▶ **Problem statement**: Can you write out the whole listing exactly?

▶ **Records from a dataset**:

## START

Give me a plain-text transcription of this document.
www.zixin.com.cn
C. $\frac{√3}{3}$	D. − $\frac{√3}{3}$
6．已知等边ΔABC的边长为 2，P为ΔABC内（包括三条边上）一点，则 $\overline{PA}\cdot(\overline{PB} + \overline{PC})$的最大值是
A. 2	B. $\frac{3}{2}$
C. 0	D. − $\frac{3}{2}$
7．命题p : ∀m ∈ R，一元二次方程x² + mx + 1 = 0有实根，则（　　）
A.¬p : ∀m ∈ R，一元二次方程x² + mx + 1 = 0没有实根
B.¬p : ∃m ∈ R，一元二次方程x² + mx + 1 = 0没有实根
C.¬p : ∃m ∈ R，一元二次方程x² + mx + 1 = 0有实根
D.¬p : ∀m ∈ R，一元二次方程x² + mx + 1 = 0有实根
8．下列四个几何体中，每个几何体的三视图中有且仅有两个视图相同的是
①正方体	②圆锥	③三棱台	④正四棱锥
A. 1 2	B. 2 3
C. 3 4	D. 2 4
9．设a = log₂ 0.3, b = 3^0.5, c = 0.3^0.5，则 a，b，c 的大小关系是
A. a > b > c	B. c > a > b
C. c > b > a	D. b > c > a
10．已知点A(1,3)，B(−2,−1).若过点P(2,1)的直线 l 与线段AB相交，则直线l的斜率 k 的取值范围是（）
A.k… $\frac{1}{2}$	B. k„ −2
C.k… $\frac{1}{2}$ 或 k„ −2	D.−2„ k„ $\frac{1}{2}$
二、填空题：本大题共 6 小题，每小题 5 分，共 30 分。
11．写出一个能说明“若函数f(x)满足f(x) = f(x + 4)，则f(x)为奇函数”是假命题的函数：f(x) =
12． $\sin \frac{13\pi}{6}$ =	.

## END

▶ **Complete response**:
Give me a plain-text transcription of this document.
www.zixin.com.cn
C. $\frac{√3}{3}$	D. − $\frac{√3}{3}$
6．已知等边ΔABC的边长为 2，P为ΔABC内（包括三条边上）一点，则 $\overline{PA}\cdot(\overline{PB} + \overline{PC})$的最大值是
A. 2	B. $\frac{3}{2}$
C. 0	D. − $\frac{3}{2}$
7．命题p : ∀m ∈ R，一元二次方程x² + mx + 1 = 0有实根，则（　　）
A.¬p : ∀m ∈ R，一元二次方程x² + mx + 1 = 0没有实根
B.¬p : ∃m ∈ R，一元二次方程x² + mx + 1 = 0没有实根
C.¬p : ∃m ∈ R，一元二次方程x² + mx + 1 = 0有实根
D.¬p : ∀m ∈ R，一元二次方程x² + mx + 1 = 0有实根
8．下列四个几何体中，每个几何体的三视图中有且仅有两个视图相同的是
①正方体	②圆锥	③三棱台	④正四棱锥
A. 1 2	B. 2 3
C. 3 4	D. 2 4
9．设a = log₂ 0.3, b = 3^0.5, c = 0.3^0.5，则 a，b，c 的大小关系是
A. a > b > c	B. c > a > b
C. c > b > a	D. b > c > a
10．已知点A(1,3)，B(−2,−1).若过点P(2,1)的直线 l 与线段AB相交，则直线l的斜率 k 的取值范围是（）
A.k… $\frac{1}{2}$	B. k„ −2
C.k… $\frac{1}{2}$ 或 k„ −2	D.−2„ k„ $\frac{1}{2}$
二、填空题：本大题共 6 小题，每小题 5 分，共 30 分。
11．写出一个能说明“若函数f(x)满足f(x) = f(x + 4)，则f(x)为奇函数”是假命题的函数：f(x) =
12． $\sin \frac{13\pi}{6}$ =	.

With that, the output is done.